▶ [Work to be completed]: Revise the items below by swapping each "x-tick-label" for "x-axis-tick", with everything else left unchanged.

▶ [Data supplied]:

^^^^^^^^^^^^^^^^

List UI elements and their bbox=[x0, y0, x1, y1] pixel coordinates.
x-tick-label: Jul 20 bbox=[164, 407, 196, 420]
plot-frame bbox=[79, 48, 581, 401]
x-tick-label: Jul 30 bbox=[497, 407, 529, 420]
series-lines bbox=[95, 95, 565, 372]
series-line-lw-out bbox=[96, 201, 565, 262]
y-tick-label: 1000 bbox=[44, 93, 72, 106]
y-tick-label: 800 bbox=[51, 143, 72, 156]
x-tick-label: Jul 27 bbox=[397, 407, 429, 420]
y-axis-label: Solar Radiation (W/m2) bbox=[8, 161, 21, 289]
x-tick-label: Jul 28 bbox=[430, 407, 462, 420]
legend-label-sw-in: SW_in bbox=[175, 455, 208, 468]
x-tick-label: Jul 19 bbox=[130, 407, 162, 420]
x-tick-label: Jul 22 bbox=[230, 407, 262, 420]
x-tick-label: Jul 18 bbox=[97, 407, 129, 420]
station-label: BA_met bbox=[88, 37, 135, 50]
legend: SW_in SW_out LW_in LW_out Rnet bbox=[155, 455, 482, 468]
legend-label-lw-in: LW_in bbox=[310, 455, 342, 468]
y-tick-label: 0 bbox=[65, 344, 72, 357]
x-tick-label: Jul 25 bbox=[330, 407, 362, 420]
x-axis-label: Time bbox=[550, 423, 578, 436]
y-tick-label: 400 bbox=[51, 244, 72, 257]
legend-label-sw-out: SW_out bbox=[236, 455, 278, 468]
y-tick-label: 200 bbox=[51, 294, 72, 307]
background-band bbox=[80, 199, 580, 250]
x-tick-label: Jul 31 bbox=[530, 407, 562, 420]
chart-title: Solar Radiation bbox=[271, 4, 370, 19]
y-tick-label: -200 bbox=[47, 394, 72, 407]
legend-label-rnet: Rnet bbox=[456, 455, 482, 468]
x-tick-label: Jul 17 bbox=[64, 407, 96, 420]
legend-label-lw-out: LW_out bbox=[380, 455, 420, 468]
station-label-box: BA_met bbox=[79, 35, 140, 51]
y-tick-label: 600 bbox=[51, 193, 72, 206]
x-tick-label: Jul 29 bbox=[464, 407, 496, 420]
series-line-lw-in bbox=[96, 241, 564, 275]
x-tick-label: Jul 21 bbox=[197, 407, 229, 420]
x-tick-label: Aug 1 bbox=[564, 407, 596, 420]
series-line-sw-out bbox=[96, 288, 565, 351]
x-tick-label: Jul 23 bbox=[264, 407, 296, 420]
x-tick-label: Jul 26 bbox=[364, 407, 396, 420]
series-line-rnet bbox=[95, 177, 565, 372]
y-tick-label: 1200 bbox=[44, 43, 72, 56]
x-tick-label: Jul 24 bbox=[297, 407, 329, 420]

^^^^^^^^^^^^^^^^

▶ [Reply to the task]:
List UI elements and their bbox=[x0, y0, x1, y1] pixel coordinates.
x-axis-tick: Jul 20 bbox=[164, 407, 196, 420]
plot-frame bbox=[79, 48, 581, 401]
x-axis-tick: Jul 30 bbox=[497, 407, 529, 420]
series-lines bbox=[95, 95, 565, 372]
series-line-lw-out bbox=[96, 201, 565, 262]
y-tick-label: 1000 bbox=[44, 93, 72, 106]
y-tick-label: 800 bbox=[51, 143, 72, 156]
x-axis-tick: Jul 27 bbox=[397, 407, 429, 420]
y-axis-label: Solar Radiation (W/m2) bbox=[8, 161, 21, 289]
x-axis-tick: Jul 28 bbox=[430, 407, 462, 420]
legend-label-sw-in: SW_in bbox=[175, 455, 208, 468]
x-axis-tick: Jul 19 bbox=[130, 407, 162, 420]
x-axis-tick: Jul 22 bbox=[230, 407, 262, 420]
x-axis-tick: Jul 18 bbox=[97, 407, 129, 420]
station-label: BA_met bbox=[88, 37, 135, 50]
legend: SW_in SW_out LW_in LW_out Rnet bbox=[155, 455, 482, 468]
legend-label-lw-in: LW_in bbox=[310, 455, 342, 468]
y-tick-label: 0 bbox=[65, 344, 72, 357]
x-axis-tick: Jul 25 bbox=[330, 407, 362, 420]
x-axis-label: Time bbox=[550, 423, 578, 436]
y-tick-label: 400 bbox=[51, 244, 72, 257]
legend-label-sw-out: SW_out bbox=[236, 455, 278, 468]
y-tick-label: 200 bbox=[51, 294, 72, 307]
background-band bbox=[80, 199, 580, 250]
x-axis-tick: Jul 31 bbox=[530, 407, 562, 420]
chart-title: Solar Radiation bbox=[271, 4, 370, 19]
y-tick-label: -200 bbox=[47, 394, 72, 407]
legend-label-rnet: Rnet bbox=[456, 455, 482, 468]
x-axis-tick: Jul 17 bbox=[64, 407, 96, 420]
legend-label-lw-out: LW_out bbox=[380, 455, 420, 468]
station-label-box: BA_met bbox=[79, 35, 140, 51]
y-tick-label: 600 bbox=[51, 193, 72, 206]
x-axis-tick: Jul 29 bbox=[464, 407, 496, 420]
series-line-lw-in bbox=[96, 241, 564, 275]
x-axis-tick: Jul 21 bbox=[197, 407, 229, 420]
x-axis-tick: Aug 1 bbox=[564, 407, 596, 420]
series-line-sw-out bbox=[96, 288, 565, 351]
x-axis-tick: Jul 23 bbox=[264, 407, 296, 420]
x-axis-tick: Jul 26 bbox=[364, 407, 396, 420]
series-line-rnet bbox=[95, 177, 565, 372]
y-tick-label: 1200 bbox=[44, 43, 72, 56]
x-axis-tick: Jul 24 bbox=[297, 407, 329, 420]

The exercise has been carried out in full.